- _PROVIDED DATA_
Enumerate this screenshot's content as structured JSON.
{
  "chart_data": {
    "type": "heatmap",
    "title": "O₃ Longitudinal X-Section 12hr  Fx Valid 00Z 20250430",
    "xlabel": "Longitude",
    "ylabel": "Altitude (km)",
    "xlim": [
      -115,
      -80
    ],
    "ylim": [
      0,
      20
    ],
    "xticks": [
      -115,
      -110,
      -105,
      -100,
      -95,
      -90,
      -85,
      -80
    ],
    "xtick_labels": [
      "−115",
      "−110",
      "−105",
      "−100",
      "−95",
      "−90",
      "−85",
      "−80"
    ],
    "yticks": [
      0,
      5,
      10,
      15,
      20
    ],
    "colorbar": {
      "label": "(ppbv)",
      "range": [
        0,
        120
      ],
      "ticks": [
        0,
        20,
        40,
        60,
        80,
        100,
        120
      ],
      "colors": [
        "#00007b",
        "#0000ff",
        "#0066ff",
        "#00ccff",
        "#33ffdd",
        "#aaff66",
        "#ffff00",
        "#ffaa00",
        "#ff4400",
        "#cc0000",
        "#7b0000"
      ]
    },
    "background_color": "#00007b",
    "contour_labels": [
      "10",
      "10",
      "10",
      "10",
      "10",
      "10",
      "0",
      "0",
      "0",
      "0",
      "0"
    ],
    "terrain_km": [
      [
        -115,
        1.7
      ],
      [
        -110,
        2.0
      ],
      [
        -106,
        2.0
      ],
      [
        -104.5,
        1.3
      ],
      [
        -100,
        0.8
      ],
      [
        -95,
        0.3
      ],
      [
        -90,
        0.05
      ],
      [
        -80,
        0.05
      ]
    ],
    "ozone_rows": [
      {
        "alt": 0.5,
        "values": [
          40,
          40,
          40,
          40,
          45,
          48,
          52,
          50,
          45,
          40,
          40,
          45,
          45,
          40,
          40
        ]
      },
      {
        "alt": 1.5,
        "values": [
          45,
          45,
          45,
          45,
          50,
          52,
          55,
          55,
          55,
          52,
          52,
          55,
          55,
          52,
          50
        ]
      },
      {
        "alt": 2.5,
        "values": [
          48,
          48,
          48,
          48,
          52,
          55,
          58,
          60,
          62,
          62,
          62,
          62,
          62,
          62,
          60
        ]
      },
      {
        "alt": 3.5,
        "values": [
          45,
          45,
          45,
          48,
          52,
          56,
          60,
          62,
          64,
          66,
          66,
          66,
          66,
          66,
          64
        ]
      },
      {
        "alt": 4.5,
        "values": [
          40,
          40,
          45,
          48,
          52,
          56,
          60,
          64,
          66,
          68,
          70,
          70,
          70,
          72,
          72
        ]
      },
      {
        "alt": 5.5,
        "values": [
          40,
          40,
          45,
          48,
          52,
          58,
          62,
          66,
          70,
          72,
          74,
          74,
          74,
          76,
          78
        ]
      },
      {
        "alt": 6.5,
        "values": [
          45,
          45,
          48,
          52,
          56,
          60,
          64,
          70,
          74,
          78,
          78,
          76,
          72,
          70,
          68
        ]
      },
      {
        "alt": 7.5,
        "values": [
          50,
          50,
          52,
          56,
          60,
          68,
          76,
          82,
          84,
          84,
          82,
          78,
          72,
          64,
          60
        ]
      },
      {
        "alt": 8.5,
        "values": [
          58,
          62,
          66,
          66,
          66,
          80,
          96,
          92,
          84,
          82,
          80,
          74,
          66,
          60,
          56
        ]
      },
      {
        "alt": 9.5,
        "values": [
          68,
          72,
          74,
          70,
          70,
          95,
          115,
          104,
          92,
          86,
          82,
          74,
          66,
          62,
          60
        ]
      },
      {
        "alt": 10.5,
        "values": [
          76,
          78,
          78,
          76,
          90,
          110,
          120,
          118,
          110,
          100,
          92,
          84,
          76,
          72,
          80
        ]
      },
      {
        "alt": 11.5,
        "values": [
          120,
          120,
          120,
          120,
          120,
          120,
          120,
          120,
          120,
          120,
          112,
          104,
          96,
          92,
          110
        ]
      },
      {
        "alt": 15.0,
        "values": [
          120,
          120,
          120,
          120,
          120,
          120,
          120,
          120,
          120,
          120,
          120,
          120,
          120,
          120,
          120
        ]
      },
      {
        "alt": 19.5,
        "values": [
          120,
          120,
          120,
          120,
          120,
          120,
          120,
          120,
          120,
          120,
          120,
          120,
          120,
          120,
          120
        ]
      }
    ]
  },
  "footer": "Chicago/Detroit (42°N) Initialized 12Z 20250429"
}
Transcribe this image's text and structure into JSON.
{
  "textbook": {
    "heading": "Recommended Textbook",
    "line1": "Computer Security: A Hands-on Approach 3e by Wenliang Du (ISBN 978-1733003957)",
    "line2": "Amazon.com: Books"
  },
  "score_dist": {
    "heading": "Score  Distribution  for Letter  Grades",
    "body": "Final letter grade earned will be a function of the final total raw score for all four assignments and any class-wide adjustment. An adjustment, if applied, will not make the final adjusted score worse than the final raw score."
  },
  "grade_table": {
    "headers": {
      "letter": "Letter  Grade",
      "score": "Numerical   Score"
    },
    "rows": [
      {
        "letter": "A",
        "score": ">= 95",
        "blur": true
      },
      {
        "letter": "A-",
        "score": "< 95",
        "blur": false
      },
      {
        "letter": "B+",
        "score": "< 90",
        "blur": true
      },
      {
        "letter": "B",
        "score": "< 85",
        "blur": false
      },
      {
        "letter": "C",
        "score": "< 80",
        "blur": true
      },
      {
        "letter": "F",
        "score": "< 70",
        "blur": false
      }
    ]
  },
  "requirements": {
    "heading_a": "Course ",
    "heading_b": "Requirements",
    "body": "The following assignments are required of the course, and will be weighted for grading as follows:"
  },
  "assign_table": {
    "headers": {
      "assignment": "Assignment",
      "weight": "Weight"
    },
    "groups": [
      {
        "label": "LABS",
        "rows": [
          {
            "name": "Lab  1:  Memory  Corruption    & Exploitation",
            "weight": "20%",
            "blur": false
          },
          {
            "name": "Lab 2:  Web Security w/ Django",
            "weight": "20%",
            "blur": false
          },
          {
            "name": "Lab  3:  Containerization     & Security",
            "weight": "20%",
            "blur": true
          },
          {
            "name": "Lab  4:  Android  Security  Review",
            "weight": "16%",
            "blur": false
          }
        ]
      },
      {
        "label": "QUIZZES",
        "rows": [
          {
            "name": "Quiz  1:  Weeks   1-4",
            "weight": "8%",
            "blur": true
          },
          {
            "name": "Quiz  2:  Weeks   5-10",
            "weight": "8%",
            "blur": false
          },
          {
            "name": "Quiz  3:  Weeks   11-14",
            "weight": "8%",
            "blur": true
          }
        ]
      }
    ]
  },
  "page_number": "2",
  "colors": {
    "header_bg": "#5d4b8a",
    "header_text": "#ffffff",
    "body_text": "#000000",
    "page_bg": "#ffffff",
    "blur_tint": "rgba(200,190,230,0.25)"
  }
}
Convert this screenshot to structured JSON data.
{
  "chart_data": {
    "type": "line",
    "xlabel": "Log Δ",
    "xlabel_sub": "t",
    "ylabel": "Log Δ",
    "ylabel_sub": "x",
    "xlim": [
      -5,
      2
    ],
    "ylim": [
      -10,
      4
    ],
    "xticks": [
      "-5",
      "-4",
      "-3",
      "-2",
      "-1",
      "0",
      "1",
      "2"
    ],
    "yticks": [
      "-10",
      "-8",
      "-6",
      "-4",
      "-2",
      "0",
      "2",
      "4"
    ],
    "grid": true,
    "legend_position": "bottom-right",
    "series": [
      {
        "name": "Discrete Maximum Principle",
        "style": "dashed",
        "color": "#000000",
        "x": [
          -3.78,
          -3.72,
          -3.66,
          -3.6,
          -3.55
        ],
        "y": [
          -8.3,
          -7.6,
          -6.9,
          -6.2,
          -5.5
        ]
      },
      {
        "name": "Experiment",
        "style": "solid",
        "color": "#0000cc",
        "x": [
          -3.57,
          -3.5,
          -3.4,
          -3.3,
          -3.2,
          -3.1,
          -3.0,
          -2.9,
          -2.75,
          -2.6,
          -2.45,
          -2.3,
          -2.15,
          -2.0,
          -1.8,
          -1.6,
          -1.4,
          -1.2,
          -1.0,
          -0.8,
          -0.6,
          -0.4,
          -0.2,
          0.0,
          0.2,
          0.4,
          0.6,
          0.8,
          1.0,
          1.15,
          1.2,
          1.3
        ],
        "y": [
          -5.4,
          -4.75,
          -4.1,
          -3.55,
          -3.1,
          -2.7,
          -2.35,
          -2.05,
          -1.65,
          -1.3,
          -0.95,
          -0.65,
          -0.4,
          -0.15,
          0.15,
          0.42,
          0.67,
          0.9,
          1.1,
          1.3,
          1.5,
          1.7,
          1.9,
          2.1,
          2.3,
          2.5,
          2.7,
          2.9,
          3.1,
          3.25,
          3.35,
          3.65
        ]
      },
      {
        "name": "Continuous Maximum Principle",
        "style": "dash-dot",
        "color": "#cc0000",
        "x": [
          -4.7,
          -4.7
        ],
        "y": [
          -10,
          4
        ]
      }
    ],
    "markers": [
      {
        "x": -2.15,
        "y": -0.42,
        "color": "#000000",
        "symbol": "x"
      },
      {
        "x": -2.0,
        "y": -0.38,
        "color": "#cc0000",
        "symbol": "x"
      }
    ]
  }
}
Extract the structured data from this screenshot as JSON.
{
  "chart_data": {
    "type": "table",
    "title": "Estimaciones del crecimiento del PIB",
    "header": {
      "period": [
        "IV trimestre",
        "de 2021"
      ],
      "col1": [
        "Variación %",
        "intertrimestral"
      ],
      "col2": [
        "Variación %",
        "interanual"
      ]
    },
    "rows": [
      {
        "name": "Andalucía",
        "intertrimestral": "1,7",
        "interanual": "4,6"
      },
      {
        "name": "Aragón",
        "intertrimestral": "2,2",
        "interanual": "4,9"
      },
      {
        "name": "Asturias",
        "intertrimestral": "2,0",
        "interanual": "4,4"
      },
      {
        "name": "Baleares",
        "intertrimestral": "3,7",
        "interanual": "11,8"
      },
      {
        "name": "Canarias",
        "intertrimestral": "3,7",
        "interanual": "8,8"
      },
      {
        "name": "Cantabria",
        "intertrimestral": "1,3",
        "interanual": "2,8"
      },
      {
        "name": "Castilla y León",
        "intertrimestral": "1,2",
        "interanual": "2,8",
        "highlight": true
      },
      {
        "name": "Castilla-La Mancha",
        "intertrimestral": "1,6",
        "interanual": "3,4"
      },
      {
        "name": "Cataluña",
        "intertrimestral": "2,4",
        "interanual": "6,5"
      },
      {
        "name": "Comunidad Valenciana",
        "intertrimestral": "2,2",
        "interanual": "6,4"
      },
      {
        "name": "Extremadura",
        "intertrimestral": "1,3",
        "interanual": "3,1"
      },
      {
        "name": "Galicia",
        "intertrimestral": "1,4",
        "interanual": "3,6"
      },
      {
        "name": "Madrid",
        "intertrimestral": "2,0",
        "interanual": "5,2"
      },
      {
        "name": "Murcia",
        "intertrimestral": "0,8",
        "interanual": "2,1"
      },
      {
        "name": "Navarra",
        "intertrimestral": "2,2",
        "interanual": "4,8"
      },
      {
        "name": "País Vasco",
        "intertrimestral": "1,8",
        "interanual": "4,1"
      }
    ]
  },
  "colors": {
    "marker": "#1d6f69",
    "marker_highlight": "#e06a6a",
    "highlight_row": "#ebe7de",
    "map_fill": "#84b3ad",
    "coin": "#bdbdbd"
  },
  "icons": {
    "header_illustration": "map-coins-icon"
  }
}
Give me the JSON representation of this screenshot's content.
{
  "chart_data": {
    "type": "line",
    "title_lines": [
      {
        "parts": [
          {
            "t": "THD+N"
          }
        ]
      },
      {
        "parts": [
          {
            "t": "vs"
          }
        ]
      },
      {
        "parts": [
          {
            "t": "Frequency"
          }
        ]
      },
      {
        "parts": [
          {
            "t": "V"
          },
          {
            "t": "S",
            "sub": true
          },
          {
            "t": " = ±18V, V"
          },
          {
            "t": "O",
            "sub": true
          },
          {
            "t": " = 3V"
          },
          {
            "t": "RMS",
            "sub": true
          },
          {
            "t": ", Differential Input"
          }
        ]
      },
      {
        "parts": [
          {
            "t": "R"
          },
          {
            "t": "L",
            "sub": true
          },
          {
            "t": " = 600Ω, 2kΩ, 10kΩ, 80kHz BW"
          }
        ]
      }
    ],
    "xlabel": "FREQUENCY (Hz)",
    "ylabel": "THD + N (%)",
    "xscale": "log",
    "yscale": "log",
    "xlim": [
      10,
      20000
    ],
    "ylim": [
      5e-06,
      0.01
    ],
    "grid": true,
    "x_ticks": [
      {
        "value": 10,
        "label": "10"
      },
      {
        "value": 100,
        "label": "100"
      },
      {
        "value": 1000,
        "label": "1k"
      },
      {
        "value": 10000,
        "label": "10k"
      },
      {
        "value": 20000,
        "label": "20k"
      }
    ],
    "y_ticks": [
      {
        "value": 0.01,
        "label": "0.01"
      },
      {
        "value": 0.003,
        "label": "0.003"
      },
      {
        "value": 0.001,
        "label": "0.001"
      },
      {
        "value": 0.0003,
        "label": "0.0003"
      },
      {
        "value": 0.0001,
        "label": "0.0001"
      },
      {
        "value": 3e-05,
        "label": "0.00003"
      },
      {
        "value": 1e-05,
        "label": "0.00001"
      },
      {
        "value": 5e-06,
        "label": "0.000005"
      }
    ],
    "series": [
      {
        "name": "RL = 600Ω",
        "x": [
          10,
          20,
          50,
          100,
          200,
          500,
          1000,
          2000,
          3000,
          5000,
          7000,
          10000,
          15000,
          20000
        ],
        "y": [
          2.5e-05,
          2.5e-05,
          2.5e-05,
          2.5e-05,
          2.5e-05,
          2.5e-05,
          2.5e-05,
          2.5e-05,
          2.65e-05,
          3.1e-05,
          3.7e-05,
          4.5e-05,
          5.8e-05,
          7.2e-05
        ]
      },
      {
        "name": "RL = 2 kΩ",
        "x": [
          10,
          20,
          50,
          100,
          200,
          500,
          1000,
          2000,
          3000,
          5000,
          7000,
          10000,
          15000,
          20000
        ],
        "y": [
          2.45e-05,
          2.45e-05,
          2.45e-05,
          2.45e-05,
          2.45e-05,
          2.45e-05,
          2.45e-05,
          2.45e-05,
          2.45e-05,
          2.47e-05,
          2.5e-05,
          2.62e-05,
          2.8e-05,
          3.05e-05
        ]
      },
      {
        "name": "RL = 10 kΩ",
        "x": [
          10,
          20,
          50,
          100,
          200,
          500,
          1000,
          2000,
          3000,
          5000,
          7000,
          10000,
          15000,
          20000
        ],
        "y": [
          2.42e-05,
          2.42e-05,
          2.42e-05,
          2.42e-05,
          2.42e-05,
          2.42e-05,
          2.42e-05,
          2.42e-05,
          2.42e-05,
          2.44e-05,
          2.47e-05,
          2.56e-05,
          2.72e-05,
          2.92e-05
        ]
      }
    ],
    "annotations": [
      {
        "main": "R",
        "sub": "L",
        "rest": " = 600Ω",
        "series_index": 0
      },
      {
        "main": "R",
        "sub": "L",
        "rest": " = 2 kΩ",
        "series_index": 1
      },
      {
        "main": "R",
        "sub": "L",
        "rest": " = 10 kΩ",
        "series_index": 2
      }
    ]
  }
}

- _SET PROBLEM_
Search the entries for the word "Weeks", then gather every line that has it.

- _THE COMPLETED TASK_
            "name": "Quiz  1:  Weeks   1-4",
            "name": "Quiz  2:  Weeks   5-10",
            "name": "Quiz  3:  Weeks   11-14",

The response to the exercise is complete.